====== MATERIAL PROVIDED
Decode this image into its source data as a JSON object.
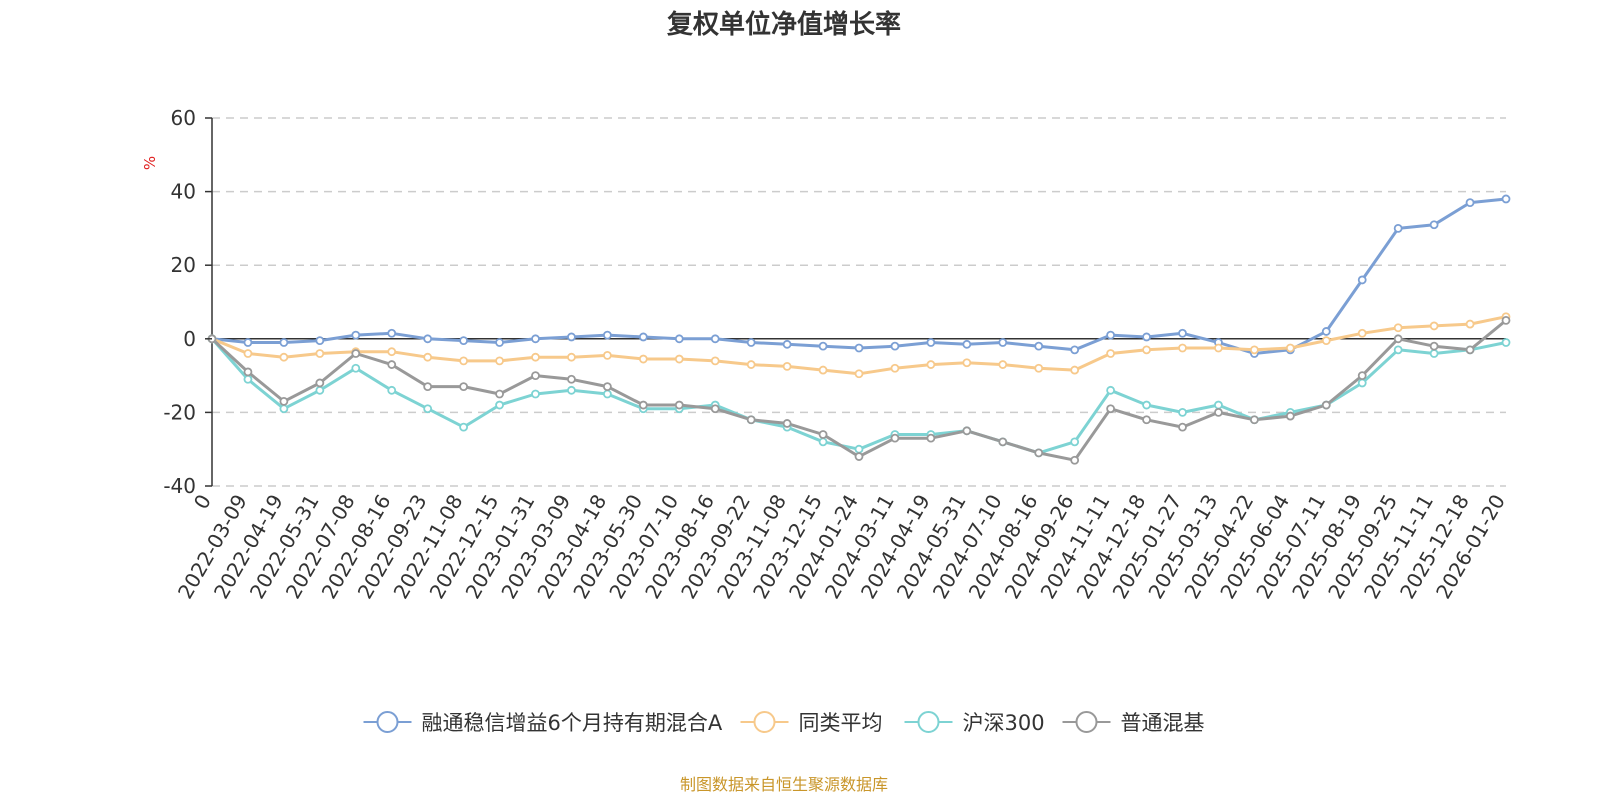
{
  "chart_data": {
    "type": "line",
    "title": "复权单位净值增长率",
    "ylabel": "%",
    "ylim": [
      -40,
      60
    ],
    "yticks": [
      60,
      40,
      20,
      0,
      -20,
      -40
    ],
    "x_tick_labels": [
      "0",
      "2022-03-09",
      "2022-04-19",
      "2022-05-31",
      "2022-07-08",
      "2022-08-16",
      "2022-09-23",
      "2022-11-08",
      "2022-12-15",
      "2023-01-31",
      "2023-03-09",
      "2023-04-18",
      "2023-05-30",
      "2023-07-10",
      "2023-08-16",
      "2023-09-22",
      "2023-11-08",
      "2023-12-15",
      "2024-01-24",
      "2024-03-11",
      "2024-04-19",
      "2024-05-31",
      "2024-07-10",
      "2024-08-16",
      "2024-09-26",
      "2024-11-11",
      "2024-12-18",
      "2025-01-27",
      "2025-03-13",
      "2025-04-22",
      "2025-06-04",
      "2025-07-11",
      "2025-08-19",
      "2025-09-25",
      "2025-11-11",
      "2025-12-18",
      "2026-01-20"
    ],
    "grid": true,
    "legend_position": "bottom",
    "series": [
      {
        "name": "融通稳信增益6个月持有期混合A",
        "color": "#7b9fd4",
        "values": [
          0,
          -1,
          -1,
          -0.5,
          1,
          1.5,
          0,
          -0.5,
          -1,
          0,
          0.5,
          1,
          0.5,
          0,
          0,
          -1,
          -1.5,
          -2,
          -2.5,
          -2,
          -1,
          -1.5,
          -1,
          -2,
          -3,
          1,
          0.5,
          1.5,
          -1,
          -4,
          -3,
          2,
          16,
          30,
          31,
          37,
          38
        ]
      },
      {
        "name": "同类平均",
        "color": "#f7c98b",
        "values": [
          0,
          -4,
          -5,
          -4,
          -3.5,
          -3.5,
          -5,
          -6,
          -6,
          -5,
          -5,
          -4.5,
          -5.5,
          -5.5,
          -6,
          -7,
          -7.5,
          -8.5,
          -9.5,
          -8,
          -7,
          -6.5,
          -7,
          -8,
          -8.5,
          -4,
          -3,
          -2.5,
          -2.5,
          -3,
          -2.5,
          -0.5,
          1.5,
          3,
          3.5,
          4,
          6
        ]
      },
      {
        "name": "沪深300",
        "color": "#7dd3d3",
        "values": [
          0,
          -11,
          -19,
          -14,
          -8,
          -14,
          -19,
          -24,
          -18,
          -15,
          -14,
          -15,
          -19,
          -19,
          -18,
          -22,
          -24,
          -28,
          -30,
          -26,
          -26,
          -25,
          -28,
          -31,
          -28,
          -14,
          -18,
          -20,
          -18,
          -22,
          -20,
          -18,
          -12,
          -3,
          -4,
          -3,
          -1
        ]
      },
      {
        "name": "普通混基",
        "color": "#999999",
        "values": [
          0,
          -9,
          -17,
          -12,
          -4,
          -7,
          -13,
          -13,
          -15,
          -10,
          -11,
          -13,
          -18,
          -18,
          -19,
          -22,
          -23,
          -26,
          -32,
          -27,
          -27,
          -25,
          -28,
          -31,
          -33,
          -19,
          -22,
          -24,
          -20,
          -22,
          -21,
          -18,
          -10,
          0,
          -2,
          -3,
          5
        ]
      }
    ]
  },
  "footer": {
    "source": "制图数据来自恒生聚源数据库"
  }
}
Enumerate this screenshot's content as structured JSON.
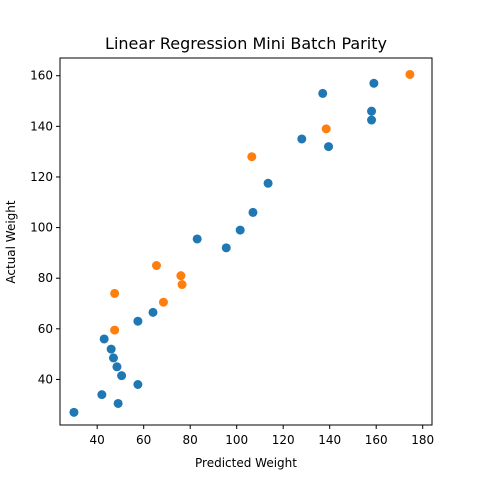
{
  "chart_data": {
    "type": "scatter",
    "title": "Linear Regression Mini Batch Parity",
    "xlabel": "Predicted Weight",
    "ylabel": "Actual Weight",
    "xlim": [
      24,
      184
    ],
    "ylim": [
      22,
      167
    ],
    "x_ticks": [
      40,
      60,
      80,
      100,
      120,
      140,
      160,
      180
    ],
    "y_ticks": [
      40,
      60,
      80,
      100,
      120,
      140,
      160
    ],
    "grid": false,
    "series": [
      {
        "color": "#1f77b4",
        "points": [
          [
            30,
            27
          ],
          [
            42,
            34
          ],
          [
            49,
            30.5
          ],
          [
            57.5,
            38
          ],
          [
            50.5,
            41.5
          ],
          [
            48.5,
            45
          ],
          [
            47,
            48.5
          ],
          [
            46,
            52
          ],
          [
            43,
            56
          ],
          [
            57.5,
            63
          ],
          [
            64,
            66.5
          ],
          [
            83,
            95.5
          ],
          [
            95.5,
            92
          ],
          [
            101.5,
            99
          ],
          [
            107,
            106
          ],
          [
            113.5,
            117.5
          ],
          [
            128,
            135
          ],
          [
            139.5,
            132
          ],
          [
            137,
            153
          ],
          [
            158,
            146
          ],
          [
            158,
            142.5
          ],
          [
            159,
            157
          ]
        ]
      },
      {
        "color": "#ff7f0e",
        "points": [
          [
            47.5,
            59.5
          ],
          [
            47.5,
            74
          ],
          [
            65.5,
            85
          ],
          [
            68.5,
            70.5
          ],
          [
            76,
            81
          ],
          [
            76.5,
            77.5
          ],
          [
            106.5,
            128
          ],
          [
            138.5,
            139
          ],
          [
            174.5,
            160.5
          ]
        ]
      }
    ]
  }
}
============
Quote every entry exactly, with the pictures omitted.

**EXERCISE ANSWER:**
Decode this image into its source data as a JSON object.
{
  "chart_data": {
    "type": "line",
    "title": "复权单位净值增长率",
    "ylabel": "%",
    "ylim": [
      -40,
      60
    ],
    "yticks": [
      60,
      40,
      20,
      0,
      -20,
      -40
    ],
    "x_tick_labels": [
      "0",
      "2022-03-09",
      "2022-04-19",
      "2022-05-31",
      "2022-07-08",
      "2022-08-16",
      "2022-09-23",
      "2022-11-08",
      "2022-12-15",
      "2023-01-31",
      "2023-03-09",
      "2023-04-18",
      "2023-05-30",
      "2023-07-10",
      "2023-08-16",
      "2023-09-22",
      "2023-11-08",
      "2023-12-15",
      "2024-01-24",
      "2024-03-11",
      "2024-04-19",
      "2024-05-31",
      "2024-07-10",
      "2024-08-16",
      "2024-09-26",
      "2024-11-11",
      "2024-12-18",
      "2025-01-27",
      "2025-03-13",
      "2025-04-22",
      "2025-06-04",
      "2025-07-11",
      "2025-08-19",
      "2025-09-25",
      "2025-11-11",
      "2025-12-18",
      "2026-01-20"
    ],
    "grid": true,
    "legend_position": "bottom",
    "series": [
      {
        "name": "融通稳信增益6个月持有期混合A",
        "color": "#7b9fd4",
        "values": [
          0,
          -1,
          -1,
          -0.5,
          1,
          1.5,
          0,
          -0.5,
          -1,
          0,
          0.5,
          1,
          0.5,
          0,
          0,
          -1,
          -1.5,
          -2,
          -2.5,
          -2,
          -1,
          -1.5,
          -1,
          -2,
          -3,
          1,
          0.5,
          1.5,
          -1,
          -4,
          -3,
          2,
          16,
          30,
          31,
          37,
          38
        ]
      },
      {
        "name": "同类平均",
        "color": "#f7c98b",
        "values": [
          0,
          -4,
          -5,
          -4,
          -3.5,
          -3.5,
          -5,
          -6,
          -6,
          -5,
          -5,
          -4.5,
          -5.5,
          -5.5,
          -6,
          -7,
          -7.5,
          -8.5,
          -9.5,
          -8,
          -7,
          -6.5,
          -7,
          -8,
          -8.5,
          -4,
          -3,
          -2.5,
          -2.5,
          -3,
          -2.5,
          -0.5,
          1.5,
          3,
          3.5,
          4,
          6
        ]
      },
      {
        "name": "沪深300",
        "color": "#7dd3d3",
        "values": [
          0,
          -11,
          -19,
          -14,
          -8,
          -14,
          -19,
          -24,
          -18,
          -15,
          -14,
          -15,
          -19,
          -19,
          -18,
          -22,
          -24,
          -28,
          -30,
          -26,
          -26,
          -25,
          -28,
          -31,
          -28,
          -14,
          -18,
          -20,
          -18,
          -22,
          -20,
          -18,
          -12,
          -3,
          -4,
          -3,
          -1
        ]
      },
      {
        "name": "普通混基",
        "color": "#999999",
        "values": [
          0,
          -9,
          -17,
          -12,
          -4,
          -7,
          -13,
          -13,
          -15,
          -10,
          -11,
          -13,
          -18,
          -18,
          -19,
          -22,
          -23,
          -26,
          -32,
          -27,
          -27,
          -25,
          -28,
          -31,
          -33,
          -19,
          -22,
          -24,
          -20,
          -22,
          -21,
          -18,
          -10,
          0,
          -2,
          -3,
          5
        ]
      }
    ]
  },
  "footer": {
    "source": "制图数据来自恒生聚源数据库"
  }
}
Enumerate this screenshot's content as structured JSON.
{
  "chart_data": {
    "type": "scatter",
    "title": "Linear Regression Mini Batch Parity",
    "xlabel": "Predicted Weight",
    "ylabel": "Actual Weight",
    "xlim": [
      24,
      184
    ],
    "ylim": [
      22,
      167
    ],
    "x_ticks": [
      40,
      60,
      80,
      100,
      120,
      140,
      160,
      180
    ],
    "y_ticks": [
      40,
      60,
      80,
      100,
      120,
      140,
      160
    ],
    "grid": false,
    "series": [
      {
        "color": "#1f77b4",
        "points": [
          [
            30,
            27
          ],
          [
            42,
            34
          ],
          [
            49,
            30.5
          ],
          [
            57.5,
            38
          ],
          [
            50.5,
            41.5
          ],
          [
            48.5,
            45
          ],
          [
            47,
            48.5
          ],
          [
            46,
            52
          ],
          [
            43,
            56
          ],
          [
            57.5,
            63
          ],
          [
            64,
            66.5
          ],
          [
            83,
            95.5
          ],
          [
            95.5,
            92
          ],
          [
            101.5,
            99
          ],
          [
            107,
            106
          ],
          [
            113.5,
            117.5
          ],
          [
            128,
            135
          ],
          [
            139.5,
            132
          ],
          [
            137,
            153
          ],
          [
            158,
            146
          ],
          [
            158,
            142.5
          ],
          [
            159,
            157
          ]
        ]
      },
      {
        "color": "#ff7f0e",
        "points": [
          [
            47.5,
            59.5
          ],
          [
            47.5,
            74
          ],
          [
            65.5,
            85
          ],
          [
            68.5,
            70.5
          ],
          [
            76,
            81
          ],
          [
            76.5,
            77.5
          ],
          [
            106.5,
            128
          ],
          [
            138.5,
            139
          ],
          [
            174.5,
            160.5
          ]
        ]
      }
    ]
  }
}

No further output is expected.